**DATA FOR THIS TASK:**
______________________________
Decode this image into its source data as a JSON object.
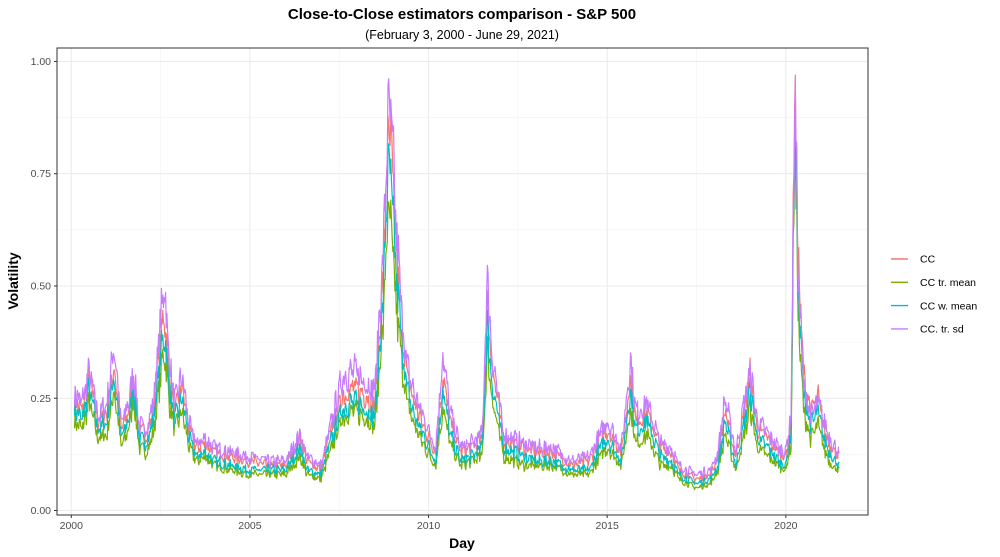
{
  "chart_data": {
    "type": "line",
    "title": "Close-to-Close estimators comparison - S&P 500",
    "subtitle": "(February 3, 2000 - June 29, 2021)",
    "xlabel": "Day",
    "ylabel": "Volatility",
    "x_ticks": [
      "2000",
      "2005",
      "2010",
      "2015",
      "2020"
    ],
    "y_ticks": [
      "0.00",
      "0.25",
      "0.50",
      "0.75",
      "1.00"
    ],
    "xlim": [
      1999.6,
      2022.3
    ],
    "ylim": [
      -0.01,
      1.03
    ],
    "grid": true,
    "legend_position": "right",
    "x": [
      2000.09,
      2000.3,
      2000.5,
      2000.75,
      2001.0,
      2001.2,
      2001.4,
      2001.6,
      2001.75,
      2001.9,
      2002.1,
      2002.3,
      2002.5,
      2002.6,
      2002.75,
      2002.9,
      2003.1,
      2003.3,
      2003.5,
      2003.75,
      2004.0,
      2004.5,
      2005.0,
      2005.5,
      2006.0,
      2006.4,
      2006.6,
      2007.0,
      2007.2,
      2007.6,
      2007.9,
      2008.2,
      2008.5,
      2008.75,
      2008.85,
      2008.95,
      2009.1,
      2009.25,
      2009.4,
      2009.6,
      2009.9,
      2010.2,
      2010.4,
      2010.6,
      2010.9,
      2011.2,
      2011.5,
      2011.65,
      2011.75,
      2011.9,
      2012.1,
      2012.4,
      2012.7,
      2013.0,
      2013.5,
      2014.0,
      2014.5,
      2014.8,
      2015.0,
      2015.4,
      2015.65,
      2015.8,
      2016.0,
      2016.1,
      2016.5,
      2016.8,
      2017.0,
      2017.5,
      2017.9,
      2018.1,
      2018.3,
      2018.6,
      2018.9,
      2019.0,
      2019.2,
      2019.5,
      2019.8,
      2020.0,
      2020.15,
      2020.25,
      2020.35,
      2020.5,
      2020.7,
      2020.9,
      2021.1,
      2021.3,
      2021.49
    ],
    "series": [
      {
        "name": "CC",
        "color": "#F8766D",
        "values": [
          0.25,
          0.22,
          0.3,
          0.2,
          0.22,
          0.32,
          0.18,
          0.22,
          0.3,
          0.18,
          0.17,
          0.22,
          0.38,
          0.44,
          0.3,
          0.22,
          0.28,
          0.18,
          0.14,
          0.15,
          0.13,
          0.12,
          0.11,
          0.1,
          0.1,
          0.16,
          0.11,
          0.09,
          0.16,
          0.26,
          0.27,
          0.26,
          0.24,
          0.55,
          0.83,
          0.8,
          0.58,
          0.42,
          0.3,
          0.24,
          0.18,
          0.13,
          0.3,
          0.2,
          0.13,
          0.14,
          0.16,
          0.46,
          0.35,
          0.26,
          0.16,
          0.15,
          0.14,
          0.13,
          0.13,
          0.1,
          0.11,
          0.16,
          0.18,
          0.13,
          0.3,
          0.2,
          0.21,
          0.22,
          0.14,
          0.13,
          0.09,
          0.07,
          0.08,
          0.12,
          0.22,
          0.12,
          0.25,
          0.3,
          0.18,
          0.16,
          0.13,
          0.12,
          0.2,
          0.97,
          0.55,
          0.3,
          0.22,
          0.25,
          0.17,
          0.14,
          0.12
        ]
      },
      {
        "name": "CC tr. mean",
        "color": "#7CAE00",
        "values": [
          0.2,
          0.18,
          0.24,
          0.16,
          0.17,
          0.27,
          0.14,
          0.18,
          0.25,
          0.14,
          0.13,
          0.17,
          0.3,
          0.36,
          0.24,
          0.18,
          0.22,
          0.14,
          0.11,
          0.12,
          0.1,
          0.09,
          0.08,
          0.08,
          0.08,
          0.12,
          0.08,
          0.07,
          0.12,
          0.21,
          0.22,
          0.21,
          0.19,
          0.44,
          0.66,
          0.62,
          0.45,
          0.33,
          0.24,
          0.19,
          0.14,
          0.1,
          0.23,
          0.15,
          0.1,
          0.11,
          0.12,
          0.36,
          0.27,
          0.2,
          0.12,
          0.11,
          0.1,
          0.1,
          0.1,
          0.08,
          0.08,
          0.12,
          0.14,
          0.1,
          0.23,
          0.15,
          0.16,
          0.17,
          0.1,
          0.1,
          0.07,
          0.05,
          0.06,
          0.09,
          0.17,
          0.09,
          0.19,
          0.23,
          0.14,
          0.12,
          0.1,
          0.09,
          0.15,
          0.85,
          0.42,
          0.22,
          0.16,
          0.19,
          0.13,
          0.1,
          0.09
        ]
      },
      {
        "name": "CC w. mean",
        "color": "#00BFC4",
        "values": [
          0.23,
          0.2,
          0.27,
          0.18,
          0.2,
          0.3,
          0.16,
          0.2,
          0.28,
          0.16,
          0.15,
          0.2,
          0.34,
          0.4,
          0.27,
          0.2,
          0.25,
          0.16,
          0.12,
          0.13,
          0.11,
          0.1,
          0.09,
          0.09,
          0.09,
          0.14,
          0.09,
          0.08,
          0.14,
          0.23,
          0.24,
          0.23,
          0.21,
          0.5,
          0.76,
          0.72,
          0.52,
          0.37,
          0.27,
          0.21,
          0.16,
          0.11,
          0.27,
          0.17,
          0.11,
          0.12,
          0.14,
          0.42,
          0.3,
          0.23,
          0.14,
          0.13,
          0.12,
          0.11,
          0.11,
          0.09,
          0.09,
          0.14,
          0.16,
          0.11,
          0.27,
          0.18,
          0.19,
          0.2,
          0.12,
          0.11,
          0.08,
          0.06,
          0.07,
          0.1,
          0.2,
          0.1,
          0.22,
          0.27,
          0.16,
          0.14,
          0.11,
          0.1,
          0.18,
          0.92,
          0.48,
          0.26,
          0.19,
          0.22,
          0.15,
          0.12,
          0.1
        ]
      },
      {
        "name": "CC. tr. sd",
        "color": "#C77CFF",
        "values": [
          0.26,
          0.24,
          0.31,
          0.21,
          0.24,
          0.37,
          0.19,
          0.24,
          0.31,
          0.19,
          0.18,
          0.24,
          0.42,
          0.51,
          0.33,
          0.24,
          0.3,
          0.19,
          0.15,
          0.16,
          0.14,
          0.13,
          0.12,
          0.11,
          0.11,
          0.17,
          0.12,
          0.1,
          0.17,
          0.3,
          0.31,
          0.29,
          0.27,
          0.6,
          0.86,
          0.87,
          0.62,
          0.44,
          0.32,
          0.26,
          0.2,
          0.14,
          0.35,
          0.22,
          0.14,
          0.15,
          0.17,
          0.53,
          0.37,
          0.28,
          0.17,
          0.16,
          0.15,
          0.14,
          0.14,
          0.11,
          0.12,
          0.17,
          0.2,
          0.14,
          0.34,
          0.22,
          0.23,
          0.24,
          0.15,
          0.14,
          0.1,
          0.08,
          0.09,
          0.13,
          0.25,
          0.13,
          0.27,
          0.31,
          0.2,
          0.17,
          0.14,
          0.13,
          0.22,
          0.95,
          0.52,
          0.28,
          0.21,
          0.24,
          0.19,
          0.15,
          0.13
        ]
      }
    ]
  }
}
______________________________
**THE TASK:**
Lines from the records above that hold "name" are the ones to list.

**PROBLEM SOLUTION:**
        "name": "CC",
        "name": "CC tr. mean",
        "name": "CC w. mean",
        "name": "CC. tr. sd",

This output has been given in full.